Check each line below for "Nisan" and report how many have it, nothing else.
· · · · ·
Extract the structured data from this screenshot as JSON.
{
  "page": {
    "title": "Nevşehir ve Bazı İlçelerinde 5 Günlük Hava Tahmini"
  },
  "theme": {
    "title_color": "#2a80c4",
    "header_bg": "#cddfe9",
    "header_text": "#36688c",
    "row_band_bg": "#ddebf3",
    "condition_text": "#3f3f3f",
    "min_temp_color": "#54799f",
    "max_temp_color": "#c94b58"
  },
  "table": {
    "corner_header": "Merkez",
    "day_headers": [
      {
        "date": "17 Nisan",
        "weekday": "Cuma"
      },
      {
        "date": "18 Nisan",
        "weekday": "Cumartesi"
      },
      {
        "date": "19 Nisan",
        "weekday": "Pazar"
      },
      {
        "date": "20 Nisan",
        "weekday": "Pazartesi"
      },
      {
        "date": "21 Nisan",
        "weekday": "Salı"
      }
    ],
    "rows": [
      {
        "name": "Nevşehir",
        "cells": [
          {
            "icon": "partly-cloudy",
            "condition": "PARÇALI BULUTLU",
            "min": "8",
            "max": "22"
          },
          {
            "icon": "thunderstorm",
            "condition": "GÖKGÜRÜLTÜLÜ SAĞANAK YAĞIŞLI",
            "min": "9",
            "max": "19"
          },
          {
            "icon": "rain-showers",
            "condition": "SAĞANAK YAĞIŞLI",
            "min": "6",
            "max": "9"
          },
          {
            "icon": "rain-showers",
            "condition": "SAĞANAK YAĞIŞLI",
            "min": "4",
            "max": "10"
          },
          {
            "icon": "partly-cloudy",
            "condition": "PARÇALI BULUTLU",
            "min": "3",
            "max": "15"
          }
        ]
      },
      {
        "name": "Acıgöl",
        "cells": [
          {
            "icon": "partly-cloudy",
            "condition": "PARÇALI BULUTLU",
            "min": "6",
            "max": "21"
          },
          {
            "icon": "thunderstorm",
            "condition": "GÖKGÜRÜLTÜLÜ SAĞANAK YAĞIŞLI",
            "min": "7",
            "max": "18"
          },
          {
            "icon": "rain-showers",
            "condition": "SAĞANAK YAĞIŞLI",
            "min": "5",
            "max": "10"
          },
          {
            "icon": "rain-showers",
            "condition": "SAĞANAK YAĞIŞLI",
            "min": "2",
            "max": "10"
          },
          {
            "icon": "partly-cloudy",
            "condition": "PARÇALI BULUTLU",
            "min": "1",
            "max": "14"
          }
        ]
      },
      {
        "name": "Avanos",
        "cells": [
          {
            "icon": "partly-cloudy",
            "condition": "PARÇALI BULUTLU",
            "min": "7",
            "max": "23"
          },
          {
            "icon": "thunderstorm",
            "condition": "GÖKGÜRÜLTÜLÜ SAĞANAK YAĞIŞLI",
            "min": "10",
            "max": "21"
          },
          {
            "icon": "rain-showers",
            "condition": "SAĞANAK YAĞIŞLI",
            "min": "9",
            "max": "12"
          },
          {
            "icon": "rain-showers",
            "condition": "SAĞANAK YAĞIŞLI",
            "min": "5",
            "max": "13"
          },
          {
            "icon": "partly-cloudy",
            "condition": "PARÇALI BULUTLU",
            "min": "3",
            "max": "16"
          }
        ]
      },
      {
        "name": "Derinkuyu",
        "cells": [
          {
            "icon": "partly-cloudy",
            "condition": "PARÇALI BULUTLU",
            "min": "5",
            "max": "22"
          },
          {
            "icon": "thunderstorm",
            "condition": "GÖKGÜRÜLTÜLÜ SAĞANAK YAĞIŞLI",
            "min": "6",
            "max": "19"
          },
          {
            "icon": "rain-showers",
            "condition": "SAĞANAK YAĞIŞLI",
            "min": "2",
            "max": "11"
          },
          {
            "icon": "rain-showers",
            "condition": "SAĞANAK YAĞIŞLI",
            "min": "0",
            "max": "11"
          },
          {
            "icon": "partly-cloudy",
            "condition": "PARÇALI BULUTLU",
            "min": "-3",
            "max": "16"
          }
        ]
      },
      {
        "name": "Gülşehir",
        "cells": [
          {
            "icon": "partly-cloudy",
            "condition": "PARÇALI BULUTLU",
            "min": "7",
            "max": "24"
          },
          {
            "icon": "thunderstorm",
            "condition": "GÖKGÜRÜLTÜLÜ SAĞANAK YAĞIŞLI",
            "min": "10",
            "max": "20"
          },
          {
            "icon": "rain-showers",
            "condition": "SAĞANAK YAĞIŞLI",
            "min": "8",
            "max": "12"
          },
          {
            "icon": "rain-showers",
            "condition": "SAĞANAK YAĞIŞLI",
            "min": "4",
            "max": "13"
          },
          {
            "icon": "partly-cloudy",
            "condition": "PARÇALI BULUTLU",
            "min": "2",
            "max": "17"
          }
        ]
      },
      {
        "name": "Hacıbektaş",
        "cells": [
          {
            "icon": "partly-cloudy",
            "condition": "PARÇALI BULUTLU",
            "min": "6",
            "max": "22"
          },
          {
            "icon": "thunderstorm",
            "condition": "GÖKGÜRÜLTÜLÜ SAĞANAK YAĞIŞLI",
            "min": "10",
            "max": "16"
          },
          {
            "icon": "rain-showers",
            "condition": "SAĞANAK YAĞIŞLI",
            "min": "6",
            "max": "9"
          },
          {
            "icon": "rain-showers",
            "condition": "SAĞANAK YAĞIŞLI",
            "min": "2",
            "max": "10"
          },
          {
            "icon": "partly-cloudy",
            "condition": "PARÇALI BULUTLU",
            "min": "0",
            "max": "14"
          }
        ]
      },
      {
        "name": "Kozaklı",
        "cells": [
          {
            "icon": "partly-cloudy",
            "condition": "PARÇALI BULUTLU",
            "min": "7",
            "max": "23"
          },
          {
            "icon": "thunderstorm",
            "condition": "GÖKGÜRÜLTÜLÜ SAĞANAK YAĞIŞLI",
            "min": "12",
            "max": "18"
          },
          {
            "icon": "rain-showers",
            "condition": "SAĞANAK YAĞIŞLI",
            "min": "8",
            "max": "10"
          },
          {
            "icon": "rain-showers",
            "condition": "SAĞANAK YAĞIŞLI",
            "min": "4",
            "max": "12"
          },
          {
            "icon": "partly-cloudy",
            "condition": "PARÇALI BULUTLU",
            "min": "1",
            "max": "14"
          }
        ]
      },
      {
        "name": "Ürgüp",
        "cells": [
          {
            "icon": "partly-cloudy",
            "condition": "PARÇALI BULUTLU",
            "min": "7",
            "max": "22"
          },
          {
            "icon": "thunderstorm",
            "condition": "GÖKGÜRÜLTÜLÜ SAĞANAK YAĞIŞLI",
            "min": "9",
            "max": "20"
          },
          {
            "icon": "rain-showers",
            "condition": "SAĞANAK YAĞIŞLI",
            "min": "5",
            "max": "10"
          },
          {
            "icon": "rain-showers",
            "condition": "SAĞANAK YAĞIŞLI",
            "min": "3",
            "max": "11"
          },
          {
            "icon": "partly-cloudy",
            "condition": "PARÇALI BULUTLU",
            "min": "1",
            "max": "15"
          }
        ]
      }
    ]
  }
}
· · · · ·
» TASK RESPONSE
5